**EXERCISE TASK**
Copy each line exactly. Drop every picture.

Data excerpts
[BEGIN]
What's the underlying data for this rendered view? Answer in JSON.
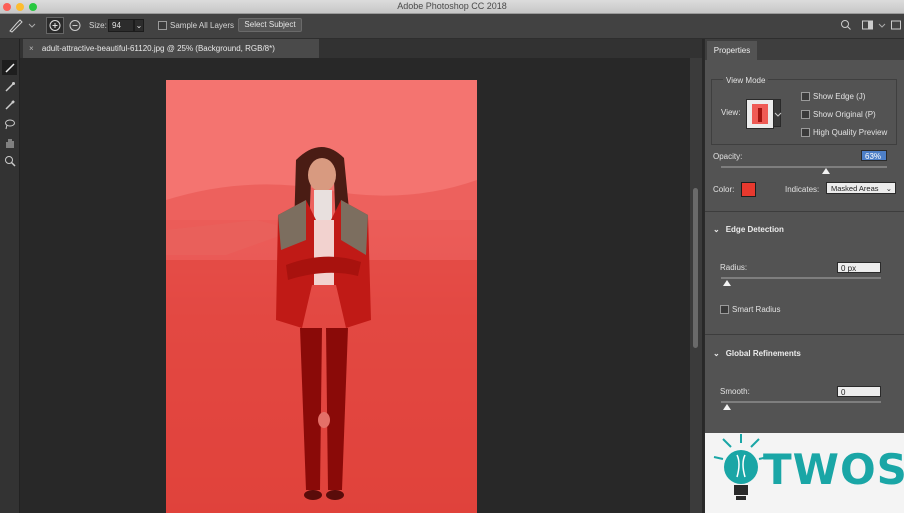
{
  "window": {
    "title": "Adobe Photoshop CC 2018"
  },
  "traffic_lights": {
    "close": "#fc5f57",
    "minimize": "#fdbc2e",
    "zoom": "#28c840"
  },
  "options_bar": {
    "size_label": "Size:",
    "size_value": "94",
    "sample_all_layers": "Sample All Layers",
    "select_subject": "Select Subject"
  },
  "document": {
    "tab_title": "adult-attractive-beautiful-61120.jpg @ 25% (Background, RGB/8*)"
  },
  "overlay": {
    "color": "#ff3b30"
  },
  "properties": {
    "tab": "Properties",
    "view_mode": {
      "heading": "View Mode",
      "view_label": "View:",
      "show_edge": "Show Edge (J)",
      "show_original": "Show Original (P)",
      "high_quality": "High Quality Preview"
    },
    "opacity_label": "Opacity:",
    "opacity_value": "63%",
    "opacity_fraction": 0.63,
    "color_label": "Color:",
    "overlay_color": "#e8392e",
    "indicates_label": "Indicates:",
    "indicates_value": "Masked Areas",
    "edge_detection": {
      "heading": "Edge Detection",
      "radius_label": "Radius:",
      "radius_value": "0 px",
      "smart_radius": "Smart Radius"
    },
    "global_refinements": {
      "heading": "Global Refinements",
      "smooth_label": "Smooth:",
      "smooth_value": "0"
    }
  },
  "watermark": {
    "text": "TWOS"
  }
}
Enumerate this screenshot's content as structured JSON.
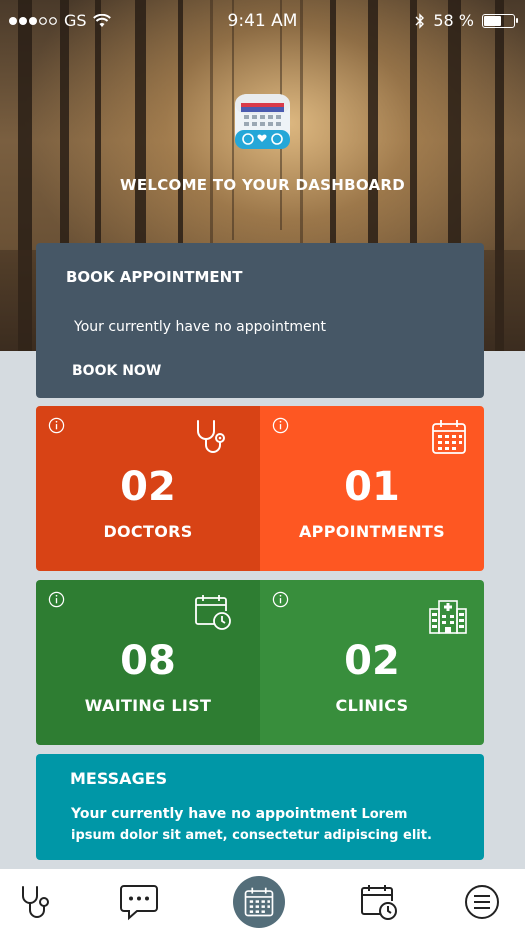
{
  "status_bar": {
    "carrier": "GS",
    "time": "9:41 AM",
    "battery_text": "58 %",
    "battery_level": 0.58
  },
  "header": {
    "app_icon": "calendar-medical-app-icon",
    "welcome": "WELCOME TO YOUR DASHBOARD"
  },
  "book_card": {
    "title": "BOOK APPOINTMENT",
    "message": "Your currently have no appointment",
    "button": "BOOK NOW"
  },
  "tiles": [
    {
      "number": "02",
      "label": "DOCTORS",
      "icon": "stethoscope-icon",
      "color": "#d84315"
    },
    {
      "number": "01",
      "label": "APPOINTMENTS",
      "icon": "calendar-grid-icon",
      "color": "#fe5722"
    },
    {
      "number": "08",
      "label": "WAITING LIST",
      "icon": "calendar-clock-icon",
      "color": "#2e7d32"
    },
    {
      "number": "02",
      "label": "CLINICS",
      "icon": "hospital-building-icon",
      "color": "#388e3c"
    }
  ],
  "messages": {
    "title": "MESSAGES",
    "body_lead": "Your currently have no appointment",
    "body_rest": " Lorem ipsum dolor sit amet, consectetur adipiscing elit.",
    "color": "#0097a7"
  },
  "tab_bar": {
    "items": [
      "stethoscope-icon",
      "chat-icon",
      "calendar-grid-icon",
      "calendar-clock-icon",
      "menu-icon"
    ],
    "active": 2,
    "active_color": "#546e7a"
  }
}
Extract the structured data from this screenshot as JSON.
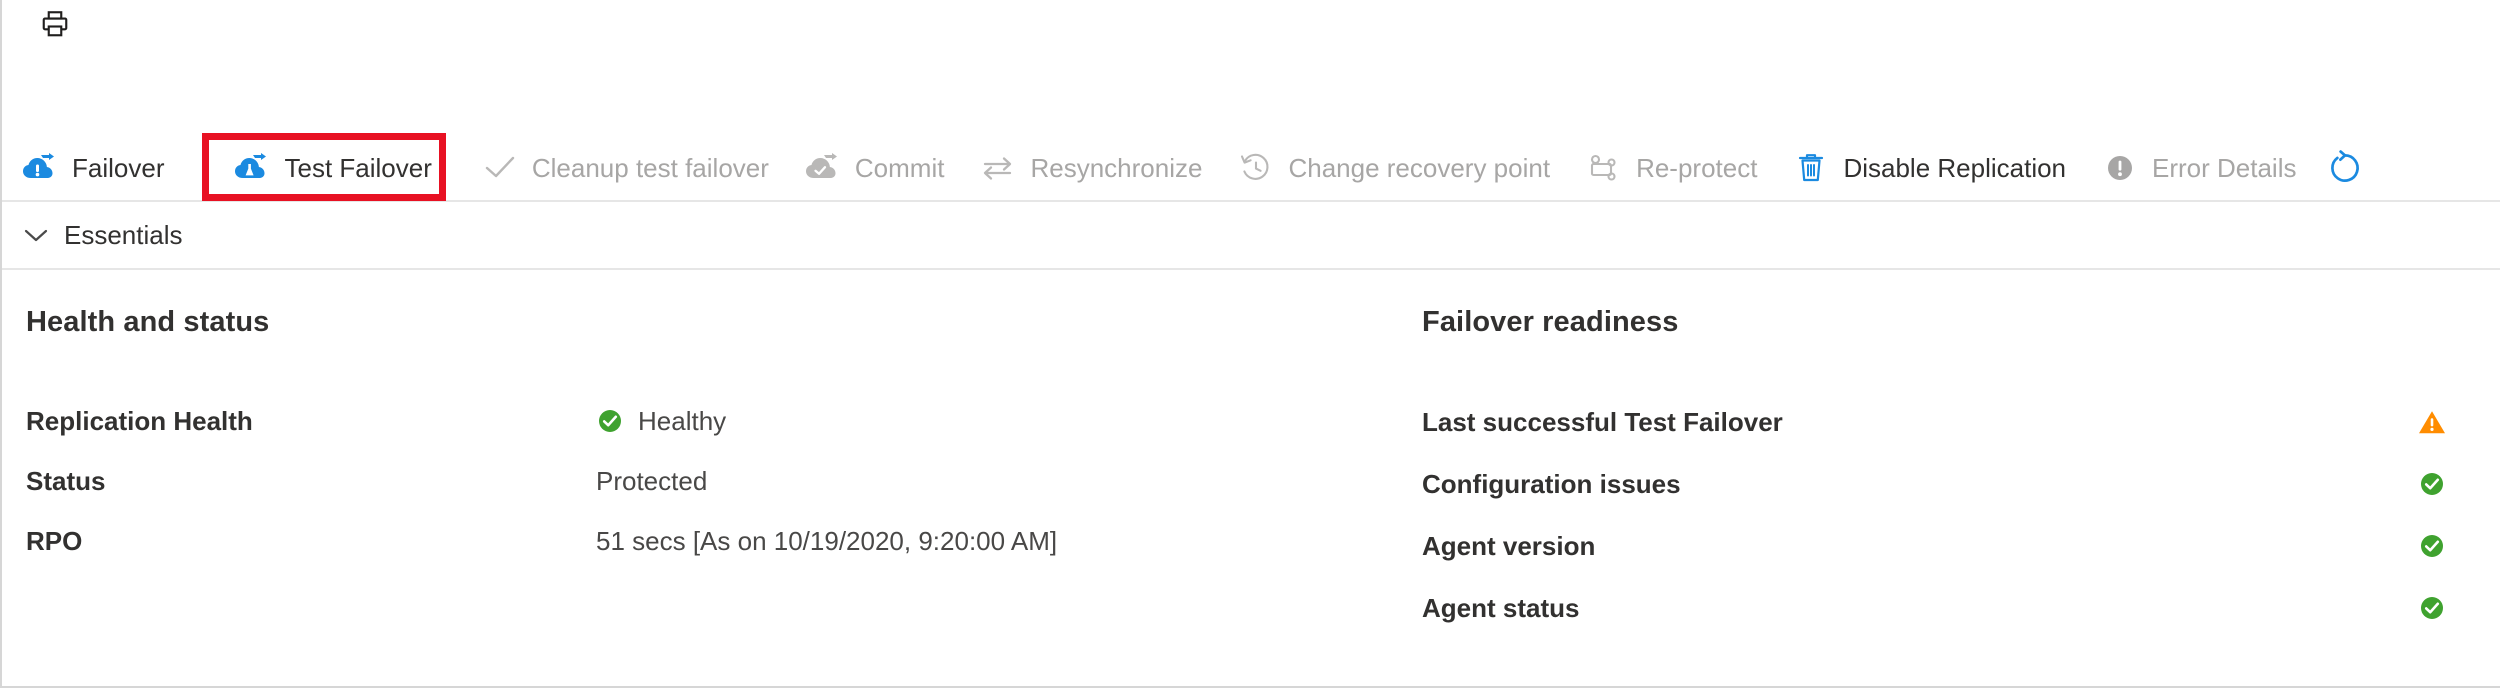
{
  "topbar": {
    "print_icon": "print-icon",
    "clipped_left_icons": [
      "partial-blue-icon-1",
      "partial-blue-icon-2"
    ]
  },
  "commandbar": {
    "items": [
      {
        "label": "Failover",
        "icon": "failover-cloud-icon",
        "enabled": true,
        "name": "failover"
      },
      {
        "label": "Test Failover",
        "icon": "test-failover-cloud-icon",
        "enabled": true,
        "name": "test-failover",
        "highlighted": true
      },
      {
        "label": "Cleanup test failover",
        "icon": "checkmark-icon",
        "enabled": false,
        "name": "cleanup-test-failover"
      },
      {
        "label": "Commit",
        "icon": "commit-cloud-check-icon",
        "enabled": false,
        "name": "commit"
      },
      {
        "label": "Resynchronize",
        "icon": "resynchronize-arrows-icon",
        "enabled": false,
        "name": "resynchronize"
      },
      {
        "label": "Change recovery point",
        "icon": "history-clock-icon",
        "enabled": false,
        "name": "change-recovery-point"
      },
      {
        "label": "Re-protect",
        "icon": "re-protect-icon",
        "enabled": false,
        "name": "re-protect"
      },
      {
        "label": "Disable Replication",
        "icon": "trash-icon",
        "enabled": true,
        "name": "disable-replication"
      },
      {
        "label": "Error Details",
        "icon": "error-circle-icon",
        "enabled": false,
        "name": "error-details"
      }
    ],
    "refresh_icon": "refresh-icon",
    "highlight_color": "#e81123"
  },
  "essentials": {
    "label": "Essentials",
    "chevron_icon": "chevron-down-icon",
    "expanded": true
  },
  "health_and_status": {
    "title": "Health and status",
    "rows": [
      {
        "key": "Replication Health",
        "value": "Healthy",
        "icon": "green-check-icon"
      },
      {
        "key": "Status",
        "value": "Protected",
        "icon": ""
      },
      {
        "key": "RPO",
        "value": "51 secs [As on 10/19/2020, 9:20:00 AM]",
        "icon": ""
      }
    ]
  },
  "failover_readiness": {
    "title": "Failover readiness",
    "rows": [
      {
        "label": "Last successful Test Failover",
        "icon": "orange-warning-icon"
      },
      {
        "label": "Configuration issues",
        "icon": "green-check-icon"
      },
      {
        "label": "Agent version",
        "icon": "green-check-icon"
      },
      {
        "label": "Agent status",
        "icon": "green-check-icon"
      }
    ]
  },
  "colors": {
    "accent_blue": "#0078d4",
    "healthy_green": "#3fa22f",
    "warning_orange": "#ff8c00",
    "disabled_gray": "#a7a6a5",
    "text": "#323130",
    "highlight_red": "#e81123"
  }
}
[END]
**EXERCISE OUTPUT**
What's the underlying data for this rendered view? Answer in JSON.
{
  "window": {
    "title": "Adobe Photoshop CC 2018"
  },
  "traffic_lights": {
    "close": "#fc5f57",
    "minimize": "#fdbc2e",
    "zoom": "#28c840"
  },
  "options_bar": {
    "size_label": "Size:",
    "size_value": "94",
    "sample_all_layers": "Sample All Layers",
    "select_subject": "Select Subject"
  },
  "document": {
    "tab_title": "adult-attractive-beautiful-61120.jpg @ 25% (Background, RGB/8*)"
  },
  "overlay": {
    "color": "#ff3b30"
  },
  "properties": {
    "tab": "Properties",
    "view_mode": {
      "heading": "View Mode",
      "view_label": "View:",
      "show_edge": "Show Edge (J)",
      "show_original": "Show Original (P)",
      "high_quality": "High Quality Preview"
    },
    "opacity_label": "Opacity:",
    "opacity_value": "63%",
    "opacity_fraction": 0.63,
    "color_label": "Color:",
    "overlay_color": "#e8392e",
    "indicates_label": "Indicates:",
    "indicates_value": "Masked Areas",
    "edge_detection": {
      "heading": "Edge Detection",
      "radius_label": "Radius:",
      "radius_value": "0 px",
      "smart_radius": "Smart Radius"
    },
    "global_refinements": {
      "heading": "Global Refinements",
      "smooth_label": "Smooth:",
      "smooth_value": "0"
    }
  },
  "watermark": {
    "text": "TWOS"
  }
}
Enumerate this screenshot's content as structured JSON.
{
  "status_bar": {
    "carrier": "GS",
    "time": "9:41 AM",
    "battery_text": "58 %",
    "battery_level": 0.58
  },
  "header": {
    "app_icon": "calendar-medical-app-icon",
    "welcome": "WELCOME TO YOUR DASHBOARD"
  },
  "book_card": {
    "title": "BOOK APPOINTMENT",
    "message": "Your currently have no appointment",
    "button": "BOOK NOW"
  },
  "tiles": [
    {
      "number": "02",
      "label": "DOCTORS",
      "icon": "stethoscope-icon",
      "color": "#d84315"
    },
    {
      "number": "01",
      "label": "APPOINTMENTS",
      "icon": "calendar-grid-icon",
      "color": "#fe5722"
    },
    {
      "number": "08",
      "label": "WAITING LIST",
      "icon": "calendar-clock-icon",
      "color": "#2e7d32"
    },
    {
      "number": "02",
      "label": "CLINICS",
      "icon": "hospital-building-icon",
      "color": "#388e3c"
    }
  ],
  "messages": {
    "title": "MESSAGES",
    "body_lead": "Your currently have no appointment",
    "body_rest": " Lorem ipsum dolor sit amet, consectetur adipiscing elit.",
    "color": "#0097a7"
  },
  "tab_bar": {
    "items": [
      "stethoscope-icon",
      "chat-icon",
      "calendar-grid-icon",
      "calendar-clock-icon",
      "menu-icon"
    ],
    "active": 2,
    "active_color": "#546e7a"
  }
}
Extract the structured data from this screenshot as JSON.
{
  "topbar": {
    "print_icon": "print-icon",
    "clipped_left_icons": [
      "partial-blue-icon-1",
      "partial-blue-icon-2"
    ]
  },
  "commandbar": {
    "items": [
      {
        "label": "Failover",
        "icon": "failover-cloud-icon",
        "enabled": true,
        "name": "failover"
      },
      {
        "label": "Test Failover",
        "icon": "test-failover-cloud-icon",
        "enabled": true,
        "name": "test-failover",
        "highlighted": true
      },
      {
        "label": "Cleanup test failover",
        "icon": "checkmark-icon",
        "enabled": false,
        "name": "cleanup-test-failover"
      },
      {
        "label": "Commit",
        "icon": "commit-cloud-check-icon",
        "enabled": false,
        "name": "commit"
      },
      {
        "label": "Resynchronize",
        "icon": "resynchronize-arrows-icon",
        "enabled": false,
        "name": "resynchronize"
      },
      {
        "label": "Change recovery point",
        "icon": "history-clock-icon",
        "enabled": false,
        "name": "change-recovery-point"
      },
      {
        "label": "Re-protect",
        "icon": "re-protect-icon",
        "enabled": false,
        "name": "re-protect"
      },
      {
        "label": "Disable Replication",
        "icon": "trash-icon",
        "enabled": true,
        "name": "disable-replication"
      },
      {
        "label": "Error Details",
        "icon": "error-circle-icon",
        "enabled": false,
        "name": "error-details"
      }
    ],
    "refresh_icon": "refresh-icon",
    "highlight_color": "#e81123"
  },
  "essentials": {
    "label": "Essentials",
    "chevron_icon": "chevron-down-icon",
    "expanded": true
  },
  "health_and_status": {
    "title": "Health and status",
    "rows": [
      {
        "key": "Replication Health",
        "value": "Healthy",
        "icon": "green-check-icon"
      },
      {
        "key": "Status",
        "value": "Protected",
        "icon": ""
      },
      {
        "key": "RPO",
        "value": "51 secs [As on 10/19/2020, 9:20:00 AM]",
        "icon": ""
      }
    ]
  },
  "failover_readiness": {
    "title": "Failover readiness",
    "rows": [
      {
        "label": "Last successful Test Failover",
        "icon": "orange-warning-icon"
      },
      {
        "label": "Configuration issues",
        "icon": "green-check-icon"
      },
      {
        "label": "Agent version",
        "icon": "green-check-icon"
      },
      {
        "label": "Agent status",
        "icon": "green-check-icon"
      }
    ]
  },
  "colors": {
    "accent_blue": "#0078d4",
    "healthy_green": "#3fa22f",
    "warning_orange": "#ff8c00",
    "disabled_gray": "#a7a6a5",
    "text": "#323130",
    "highlight_red": "#e81123"
  }
}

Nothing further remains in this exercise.